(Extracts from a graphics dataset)
-- BEGIN --

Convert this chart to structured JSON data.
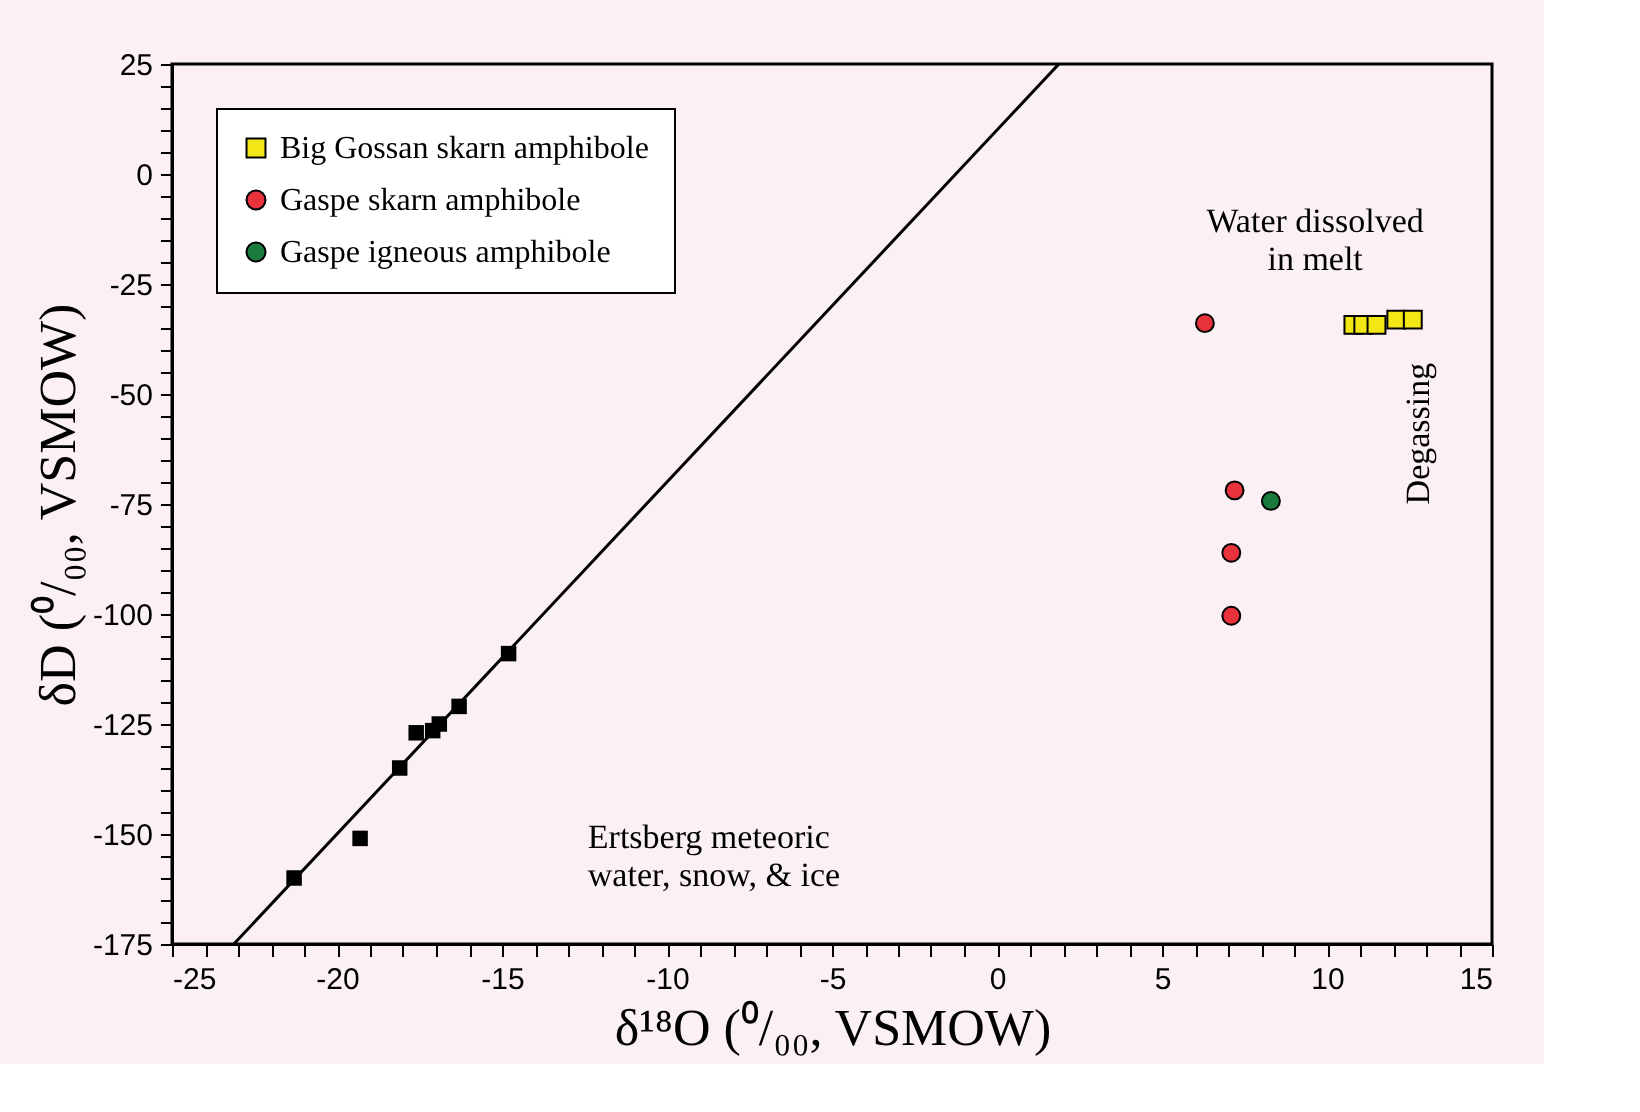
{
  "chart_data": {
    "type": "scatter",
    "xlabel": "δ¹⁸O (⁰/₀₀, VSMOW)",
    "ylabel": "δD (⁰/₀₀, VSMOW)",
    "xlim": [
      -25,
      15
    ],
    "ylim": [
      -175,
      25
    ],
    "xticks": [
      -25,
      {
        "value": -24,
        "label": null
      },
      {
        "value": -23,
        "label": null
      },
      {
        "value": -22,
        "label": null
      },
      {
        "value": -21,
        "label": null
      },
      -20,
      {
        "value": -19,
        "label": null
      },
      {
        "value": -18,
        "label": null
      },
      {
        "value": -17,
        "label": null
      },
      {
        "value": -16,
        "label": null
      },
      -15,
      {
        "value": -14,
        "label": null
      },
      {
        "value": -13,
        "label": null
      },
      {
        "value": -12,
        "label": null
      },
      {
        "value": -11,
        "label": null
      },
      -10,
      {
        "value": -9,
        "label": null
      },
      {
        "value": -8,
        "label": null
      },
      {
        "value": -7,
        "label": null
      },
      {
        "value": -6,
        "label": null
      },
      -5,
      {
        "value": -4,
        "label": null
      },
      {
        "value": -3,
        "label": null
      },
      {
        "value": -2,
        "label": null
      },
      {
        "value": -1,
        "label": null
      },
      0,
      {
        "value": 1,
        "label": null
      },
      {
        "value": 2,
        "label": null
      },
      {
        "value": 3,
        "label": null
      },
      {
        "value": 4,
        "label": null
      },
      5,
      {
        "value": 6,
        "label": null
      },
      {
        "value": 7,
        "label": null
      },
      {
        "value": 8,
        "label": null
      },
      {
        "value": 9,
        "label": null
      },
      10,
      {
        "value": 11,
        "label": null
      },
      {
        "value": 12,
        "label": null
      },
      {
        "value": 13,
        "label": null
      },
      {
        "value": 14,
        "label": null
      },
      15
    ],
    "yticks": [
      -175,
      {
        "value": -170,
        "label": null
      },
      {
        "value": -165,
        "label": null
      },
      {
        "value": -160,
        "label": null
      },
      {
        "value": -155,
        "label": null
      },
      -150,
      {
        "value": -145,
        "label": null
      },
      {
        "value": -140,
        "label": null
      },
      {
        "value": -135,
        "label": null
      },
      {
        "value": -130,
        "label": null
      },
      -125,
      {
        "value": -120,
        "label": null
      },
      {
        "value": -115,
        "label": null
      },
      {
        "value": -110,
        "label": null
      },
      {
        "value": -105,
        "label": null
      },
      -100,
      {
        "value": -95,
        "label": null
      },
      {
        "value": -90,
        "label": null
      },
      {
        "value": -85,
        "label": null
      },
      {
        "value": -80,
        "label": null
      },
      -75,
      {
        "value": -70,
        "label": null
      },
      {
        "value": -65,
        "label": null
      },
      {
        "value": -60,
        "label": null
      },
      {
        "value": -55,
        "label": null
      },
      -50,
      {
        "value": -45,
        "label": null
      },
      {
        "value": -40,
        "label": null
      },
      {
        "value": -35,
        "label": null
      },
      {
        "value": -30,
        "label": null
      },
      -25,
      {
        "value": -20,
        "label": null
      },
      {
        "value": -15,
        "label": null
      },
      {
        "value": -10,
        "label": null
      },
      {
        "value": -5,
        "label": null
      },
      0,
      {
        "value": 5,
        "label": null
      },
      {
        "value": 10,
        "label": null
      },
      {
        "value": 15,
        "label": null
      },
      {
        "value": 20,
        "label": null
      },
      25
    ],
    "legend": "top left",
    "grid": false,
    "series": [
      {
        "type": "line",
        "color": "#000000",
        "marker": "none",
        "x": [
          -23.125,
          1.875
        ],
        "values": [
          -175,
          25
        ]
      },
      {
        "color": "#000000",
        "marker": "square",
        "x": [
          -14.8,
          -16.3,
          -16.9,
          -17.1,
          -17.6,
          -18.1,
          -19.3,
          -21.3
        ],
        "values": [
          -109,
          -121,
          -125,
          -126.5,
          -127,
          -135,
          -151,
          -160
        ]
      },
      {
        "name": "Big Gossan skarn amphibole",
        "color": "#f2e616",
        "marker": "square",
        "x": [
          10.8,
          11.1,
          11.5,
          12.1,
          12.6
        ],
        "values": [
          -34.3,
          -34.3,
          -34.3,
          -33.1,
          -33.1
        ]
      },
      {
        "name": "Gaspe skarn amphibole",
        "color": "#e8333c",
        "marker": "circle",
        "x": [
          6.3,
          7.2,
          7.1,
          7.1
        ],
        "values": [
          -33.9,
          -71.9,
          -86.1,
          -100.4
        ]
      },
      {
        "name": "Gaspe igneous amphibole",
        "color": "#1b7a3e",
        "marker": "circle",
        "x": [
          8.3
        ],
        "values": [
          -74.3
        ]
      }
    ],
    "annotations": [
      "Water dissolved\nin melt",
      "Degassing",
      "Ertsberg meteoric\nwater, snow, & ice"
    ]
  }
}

-- END --

▶ Instruction
Using the material above, set down every line exactly, but skip the pictures.

▶ Full solution
Convert this chart to structured JSON data.
{
  "chart_data": {
    "type": "scatter",
    "xlabel": "δ¹⁸O (⁰/₀₀, VSMOW)",
    "ylabel": "δD (⁰/₀₀, VSMOW)",
    "xlim": [
      -25,
      15
    ],
    "ylim": [
      -175,
      25
    ],
    "xticks": [
      -25,
      {
        "value": -24,
        "label": null
      },
      {
        "value": -23,
        "label": null
      },
      {
        "value": -22,
        "label": null
      },
      {
        "value": -21,
        "label": null
      },
      -20,
      {
        "value": -19,
        "label": null
      },
      {
        "value": -18,
        "label": null
      },
      {
        "value": -17,
        "label": null
      },
      {
        "value": -16,
        "label": null
      },
      -15,
      {
        "value": -14,
        "label": null
      },
      {
        "value": -13,
        "label": null
      },
      {
        "value": -12,
        "label": null
      },
      {
        "value": -11,
        "label": null
      },
      -10,
      {
        "value": -9,
        "label": null
      },
      {
        "value": -8,
        "label": null
      },
      {
        "value": -7,
        "label": null
      },
      {
        "value": -6,
        "label": null
      },
      -5,
      {
        "value": -4,
        "label": null
      },
      {
        "value": -3,
        "label": null
      },
      {
        "value": -2,
        "label": null
      },
      {
        "value": -1,
        "label": null
      },
      0,
      {
        "value": 1,
        "label": null
      },
      {
        "value": 2,
        "label": null
      },
      {
        "value": 3,
        "label": null
      },
      {
        "value": 4,
        "label": null
      },
      5,
      {
        "value": 6,
        "label": null
      },
      {
        "value": 7,
        "label": null
      },
      {
        "value": 8,
        "label": null
      },
      {
        "value": 9,
        "label": null
      },
      10,
      {
        "value": 11,
        "label": null
      },
      {
        "value": 12,
        "label": null
      },
      {
        "value": 13,
        "label": null
      },
      {
        "value": 14,
        "label": null
      },
      15
    ],
    "yticks": [
      -175,
      {
        "value": -170,
        "label": null
      },
      {
        "value": -165,
        "label": null
      },
      {
        "value": -160,
        "label": null
      },
      {
        "value": -155,
        "label": null
      },
      -150,
      {
        "value": -145,
        "label": null
      },
      {
        "value": -140,
        "label": null
      },
      {
        "value": -135,
        "label": null
      },
      {
        "value": -130,
        "label": null
      },
      -125,
      {
        "value": -120,
        "label": null
      },
      {
        "value": -115,
        "label": null
      },
      {
        "value": -110,
        "label": null
      },
      {
        "value": -105,
        "label": null
      },
      -100,
      {
        "value": -95,
        "label": null
      },
      {
        "value": -90,
        "label": null
      },
      {
        "value": -85,
        "label": null
      },
      {
        "value": -80,
        "label": null
      },
      -75,
      {
        "value": -70,
        "label": null
      },
      {
        "value": -65,
        "label": null
      },
      {
        "value": -60,
        "label": null
      },
      {
        "value": -55,
        "label": null
      },
      -50,
      {
        "value": -45,
        "label": null
      },
      {
        "value": -40,
        "label": null
      },
      {
        "value": -35,
        "label": null
      },
      {
        "value": -30,
        "label": null
      },
      -25,
      {
        "value": -20,
        "label": null
      },
      {
        "value": -15,
        "label": null
      },
      {
        "value": -10,
        "label": null
      },
      {
        "value": -5,
        "label": null
      },
      0,
      {
        "value": 5,
        "label": null
      },
      {
        "value": 10,
        "label": null
      },
      {
        "value": 15,
        "label": null
      },
      {
        "value": 20,
        "label": null
      },
      25
    ],
    "legend": "top left",
    "grid": false,
    "series": [
      {
        "type": "line",
        "color": "#000000",
        "marker": "none",
        "x": [
          -23.125,
          1.875
        ],
        "values": [
          -175,
          25
        ]
      },
      {
        "color": "#000000",
        "marker": "square",
        "x": [
          -14.8,
          -16.3,
          -16.9,
          -17.1,
          -17.6,
          -18.1,
          -19.3,
          -21.3
        ],
        "values": [
          -109,
          -121,
          -125,
          -126.5,
          -127,
          -135,
          -151,
          -160
        ]
      },
      {
        "name": "Big Gossan skarn amphibole",
        "color": "#f2e616",
        "marker": "square",
        "x": [
          10.8,
          11.1,
          11.5,
          12.1,
          12.6
        ],
        "values": [
          -34.3,
          -34.3,
          -34.3,
          -33.1,
          -33.1
        ]
      },
      {
        "name": "Gaspe skarn amphibole",
        "color": "#e8333c",
        "marker": "circle",
        "x": [
          6.3,
          7.2,
          7.1,
          7.1
        ],
        "values": [
          -33.9,
          -71.9,
          -86.1,
          -100.4
        ]
      },
      {
        "name": "Gaspe igneous amphibole",
        "color": "#1b7a3e",
        "marker": "circle",
        "x": [
          8.3
        ],
        "values": [
          -74.3
        ]
      }
    ],
    "annotations": [
      "Water dissolved\nin melt",
      "Degassing",
      "Ertsberg meteoric\nwater, snow, & ice"
    ]
  }
}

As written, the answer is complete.